DIRECTIONS FOR THIS TASK
Return every line of the data below exactly as it appears, but leave out the pictures.

* Start *

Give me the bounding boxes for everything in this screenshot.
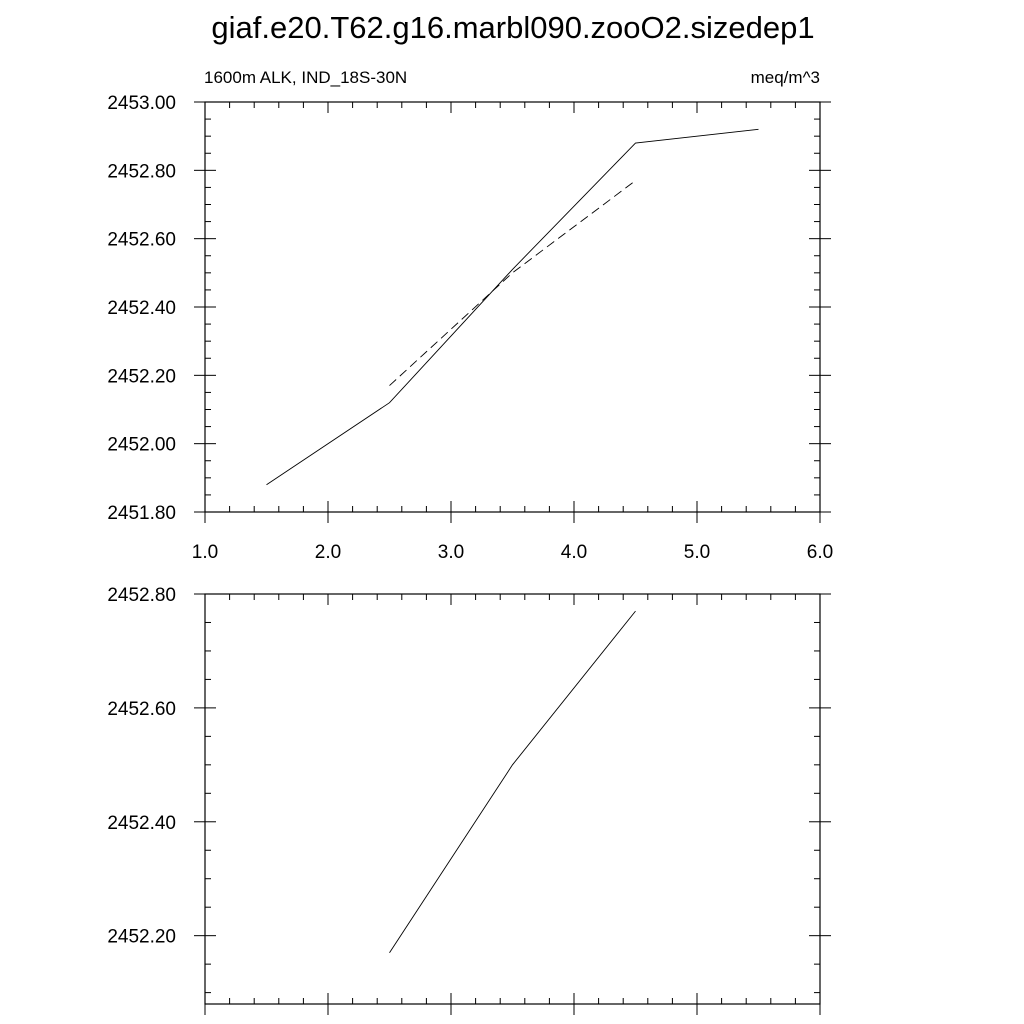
top-x-tick-label: 3.0 — [438, 542, 464, 563]
bottom-series-solid-line — [389, 610, 636, 953]
top-y-tick-label: 2452.60 — [107, 230, 176, 251]
bottom-panel-ticks — [194, 593, 831, 1015]
top-panel: 1600m ALK, IND_18S-30N meq/m^3 1.0 2.0 3.0… — [107, 68, 833, 563]
top-x-tick-label: 1.0 — [192, 542, 218, 563]
top-x-tick-label: 6.0 — [807, 542, 833, 563]
bottom-y-tick-label: 2452.40 — [107, 813, 176, 834]
bottom-y-tick-label: 2452.20 — [107, 927, 176, 948]
bottom-panel: 2452.20 2452.40 2452.60 2452.80 — [107, 585, 831, 1015]
top-panel-ticks — [194, 101, 831, 523]
top-panel-subtitle-right: meq/m^3 — [751, 68, 820, 87]
top-y-tick-label: 2453.00 — [107, 93, 176, 114]
top-y-tick-label: 2451.80 — [107, 503, 176, 524]
top-x-tick-label: 5.0 — [684, 542, 710, 563]
top-series-dashed-line — [389, 180, 636, 386]
bottom-y-tick-label: 2452.60 — [107, 699, 176, 720]
bottom-panel-tick-labels: 2452.20 2452.40 2452.60 2452.80 — [107, 585, 176, 948]
top-y-tick-label: 2452.80 — [107, 161, 176, 182]
top-y-tick-label: 2452.40 — [107, 298, 176, 319]
top-series-solid-line — [266, 128, 759, 486]
bottom-panel-series — [389, 610, 636, 953]
top-panel-tick-labels: 1.0 2.0 3.0 4.0 5.0 6.0 2451.80 2452.00 2452.20 2… — [107, 93, 833, 563]
bottom-y-tick-label: 2452.80 — [107, 585, 176, 606]
top-panel-plot-frame — [204, 101, 821, 513]
top-y-tick-label: 2452.00 — [107, 435, 176, 456]
top-x-tick-label: 2.0 — [315, 542, 341, 563]
chart-title: giaf.e20.T62.g16.marbl090.zooO2.sizedep1 — [211, 10, 814, 45]
top-panel-subtitle-left: 1600m ALK, IND_18S-30N — [204, 68, 407, 87]
top-y-tick-label: 2452.20 — [107, 366, 176, 387]
bottom-panel-plot-frame — [204, 593, 821, 1005]
top-panel-series — [266, 128, 759, 486]
top-x-tick-label: 4.0 — [561, 542, 587, 563]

* End *

RESULT OF THE EXERCISE
Give me the bounding boxes for everything in this screenshot.
top-x-tick-label: 3.0 — [438, 542, 464, 563]
bottom-series-solid-line — [389, 610, 636, 953]
top-y-tick-label: 2452.60 — [107, 230, 176, 251]
bottom-panel-ticks — [194, 593, 831, 1015]
top-panel: 1600m ALK, IND_18S-30N meq/m^3 1.0 2.0 3.0… — [107, 68, 833, 563]
top-x-tick-label: 1.0 — [192, 542, 218, 563]
top-x-tick-label: 6.0 — [807, 542, 833, 563]
bottom-y-tick-label: 2452.40 — [107, 813, 176, 834]
bottom-y-tick-label: 2452.20 — [107, 927, 176, 948]
bottom-panel: 2452.20 2452.40 2452.60 2452.80 — [107, 585, 831, 1015]
top-panel-ticks — [194, 101, 831, 523]
top-panel-subtitle-right: meq/m^3 — [751, 68, 820, 87]
top-y-tick-label: 2453.00 — [107, 93, 176, 114]
top-y-tick-label: 2451.80 — [107, 503, 176, 524]
top-x-tick-label: 5.0 — [684, 542, 710, 563]
top-series-dashed-line — [389, 180, 636, 386]
bottom-y-tick-label: 2452.60 — [107, 699, 176, 720]
bottom-panel-tick-labels: 2452.20 2452.40 2452.60 2452.80 — [107, 585, 176, 948]
top-y-tick-label: 2452.80 — [107, 161, 176, 182]
top-y-tick-label: 2452.40 — [107, 298, 176, 319]
top-series-solid-line — [266, 128, 759, 486]
bottom-panel-series — [389, 610, 636, 953]
top-panel-tick-labels: 1.0 2.0 3.0 4.0 5.0 6.0 2451.80 2452.00 2452.20 2… — [107, 93, 833, 563]
bottom-y-tick-label: 2452.80 — [107, 585, 176, 606]
top-panel-plot-frame — [204, 101, 821, 513]
top-y-tick-label: 2452.00 — [107, 435, 176, 456]
top-x-tick-label: 2.0 — [315, 542, 341, 563]
chart-title: giaf.e20.T62.g16.marbl090.zooO2.sizedep1 — [211, 10, 814, 45]
top-panel-subtitle-left: 1600m ALK, IND_18S-30N — [204, 68, 407, 87]
top-y-tick-label: 2452.20 — [107, 366, 176, 387]
bottom-panel-plot-frame — [204, 593, 821, 1005]
top-panel-series — [266, 128, 759, 486]
top-x-tick-label: 4.0 — [561, 542, 587, 563]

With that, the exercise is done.